Data excerpts
++++

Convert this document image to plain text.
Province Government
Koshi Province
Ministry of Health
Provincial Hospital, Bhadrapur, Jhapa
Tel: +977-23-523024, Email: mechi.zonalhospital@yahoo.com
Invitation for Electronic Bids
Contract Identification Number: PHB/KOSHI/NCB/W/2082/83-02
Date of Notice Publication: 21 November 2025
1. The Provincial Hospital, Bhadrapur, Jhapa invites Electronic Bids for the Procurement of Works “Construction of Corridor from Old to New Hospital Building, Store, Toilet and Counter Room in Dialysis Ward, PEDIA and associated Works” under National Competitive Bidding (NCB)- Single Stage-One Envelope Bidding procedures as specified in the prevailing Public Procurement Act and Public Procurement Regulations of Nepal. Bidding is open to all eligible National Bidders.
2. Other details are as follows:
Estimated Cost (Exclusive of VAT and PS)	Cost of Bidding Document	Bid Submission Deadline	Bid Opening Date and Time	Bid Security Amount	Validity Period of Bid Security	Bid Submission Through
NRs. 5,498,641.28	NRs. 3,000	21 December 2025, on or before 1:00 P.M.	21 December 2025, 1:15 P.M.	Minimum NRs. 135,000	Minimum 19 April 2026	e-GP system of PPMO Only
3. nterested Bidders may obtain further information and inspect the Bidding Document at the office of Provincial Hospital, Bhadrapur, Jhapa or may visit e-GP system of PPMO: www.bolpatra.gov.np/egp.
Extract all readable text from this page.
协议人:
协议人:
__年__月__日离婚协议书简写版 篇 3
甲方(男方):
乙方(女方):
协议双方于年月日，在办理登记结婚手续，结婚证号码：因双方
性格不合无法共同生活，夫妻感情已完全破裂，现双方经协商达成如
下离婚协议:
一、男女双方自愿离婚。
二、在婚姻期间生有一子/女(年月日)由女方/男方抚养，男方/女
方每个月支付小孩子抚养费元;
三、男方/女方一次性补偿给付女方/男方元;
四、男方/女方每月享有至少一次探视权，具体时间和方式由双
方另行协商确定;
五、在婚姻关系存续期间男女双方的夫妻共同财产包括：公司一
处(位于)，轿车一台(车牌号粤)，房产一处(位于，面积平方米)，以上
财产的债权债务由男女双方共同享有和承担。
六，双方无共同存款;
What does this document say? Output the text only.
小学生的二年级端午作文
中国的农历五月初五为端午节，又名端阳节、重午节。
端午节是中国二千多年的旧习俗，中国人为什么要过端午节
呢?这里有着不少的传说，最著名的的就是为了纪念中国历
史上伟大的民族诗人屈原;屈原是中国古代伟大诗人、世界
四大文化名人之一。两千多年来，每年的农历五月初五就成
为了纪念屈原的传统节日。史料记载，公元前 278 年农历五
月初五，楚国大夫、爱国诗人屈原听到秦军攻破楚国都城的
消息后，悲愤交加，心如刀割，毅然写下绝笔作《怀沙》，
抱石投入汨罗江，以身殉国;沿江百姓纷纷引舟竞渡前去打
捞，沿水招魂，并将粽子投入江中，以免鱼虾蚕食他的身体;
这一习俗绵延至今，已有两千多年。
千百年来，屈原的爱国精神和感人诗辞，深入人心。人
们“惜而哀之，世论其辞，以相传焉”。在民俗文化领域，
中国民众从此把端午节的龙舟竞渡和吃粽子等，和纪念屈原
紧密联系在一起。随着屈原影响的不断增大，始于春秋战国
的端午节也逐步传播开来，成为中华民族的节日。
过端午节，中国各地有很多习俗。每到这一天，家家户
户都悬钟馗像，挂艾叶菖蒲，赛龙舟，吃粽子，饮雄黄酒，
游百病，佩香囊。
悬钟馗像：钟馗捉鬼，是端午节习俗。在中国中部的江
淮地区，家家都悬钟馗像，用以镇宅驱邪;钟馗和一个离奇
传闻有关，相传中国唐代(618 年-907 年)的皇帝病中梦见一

++++

**EXERCISE INSTRUCTIONS**
Go through the data above and find the lines with the word "Bids". Copy each of those lines.

**FULL SOLUTION**
Invitation for Electronic Bids
1. The Provincial Hospital, Bhadrapur, Jhapa invites Electronic Bids for the Procurement of Works “Construction of Corridor from Old to New Hospital Building, Store, Toilet and Counter Room in Dialysis Ward, PEDIA and associated Works” under National Competitive Bidding (NCB)- Single Stage-One Envelope Bidding procedures as specified in the prevailing Public Procurement Act and Public Procurement Regulations of Nepal. Bidding is open to all eligible National Bidders.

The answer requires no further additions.